_Task requirements_: Reproduce all of the data exactly.

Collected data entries
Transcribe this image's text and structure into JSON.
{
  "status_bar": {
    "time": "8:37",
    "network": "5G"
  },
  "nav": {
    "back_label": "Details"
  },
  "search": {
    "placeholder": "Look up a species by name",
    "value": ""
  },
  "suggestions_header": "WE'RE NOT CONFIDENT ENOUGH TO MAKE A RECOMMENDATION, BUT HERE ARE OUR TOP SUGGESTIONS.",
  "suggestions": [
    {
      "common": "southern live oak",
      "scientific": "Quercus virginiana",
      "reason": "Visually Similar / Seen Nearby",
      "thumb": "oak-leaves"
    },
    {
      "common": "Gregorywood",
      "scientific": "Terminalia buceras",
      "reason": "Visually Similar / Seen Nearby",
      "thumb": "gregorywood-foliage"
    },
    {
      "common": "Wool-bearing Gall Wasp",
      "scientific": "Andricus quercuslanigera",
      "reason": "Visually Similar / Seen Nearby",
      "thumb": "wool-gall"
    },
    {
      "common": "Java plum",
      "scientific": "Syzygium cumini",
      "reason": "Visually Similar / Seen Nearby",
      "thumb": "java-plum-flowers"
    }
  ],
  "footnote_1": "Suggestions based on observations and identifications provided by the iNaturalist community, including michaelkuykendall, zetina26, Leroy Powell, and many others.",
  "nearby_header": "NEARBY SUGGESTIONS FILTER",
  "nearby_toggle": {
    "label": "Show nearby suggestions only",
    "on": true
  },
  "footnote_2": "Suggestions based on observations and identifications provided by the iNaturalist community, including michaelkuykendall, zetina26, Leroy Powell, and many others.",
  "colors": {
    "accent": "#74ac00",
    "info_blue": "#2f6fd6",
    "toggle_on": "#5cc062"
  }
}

_The result_:
Transcribe this image's text and structure into JSON.
{
  "status_bar": {
    "time": "8:37",
    "network": "5G"
  },
  "nav": {
    "back_label": "Details"
  },
  "search": {
    "placeholder": "Look up a species by name",
    "value": ""
  },
  "suggestions_header": "WE'RE NOT CONFIDENT ENOUGH TO MAKE A RECOMMENDATION, BUT HERE ARE OUR TOP SUGGESTIONS.",
  "suggestions": [
    {
      "common": "southern live oak",
      "scientific": "Quercus virginiana",
      "reason": "Visually Similar / Seen Nearby",
      "thumb": "oak-leaves"
    },
    {
      "common": "Gregorywood",
      "scientific": "Terminalia buceras",
      "reason": "Visually Similar / Seen Nearby",
      "thumb": "gregorywood-foliage"
    },
    {
      "common": "Wool-bearing Gall Wasp",
      "scientific": "Andricus quercuslanigera",
      "reason": "Visually Similar / Seen Nearby",
      "thumb": "wool-gall"
    },
    {
      "common": "Java plum",
      "scientific": "Syzygium cumini",
      "reason": "Visually Similar / Seen Nearby",
      "thumb": "java-plum-flowers"
    }
  ],
  "footnote_1": "Suggestions based on observations and identifications provided by the iNaturalist community, including michaelkuykendall, zetina26, Leroy Powell, and many others.",
  "nearby_header": "NEARBY SUGGESTIONS FILTER",
  "nearby_toggle": {
    "label": "Show nearby suggestions only",
    "on": true
  },
  "footnote_2": "Suggestions based on observations and identifications provided by the iNaturalist community, including michaelkuykendall, zetina26, Leroy Powell, and many others.",
  "colors": {
    "accent": "#74ac00",
    "info_blue": "#2f6fd6",
    "toggle_on": "#5cc062"
  }
}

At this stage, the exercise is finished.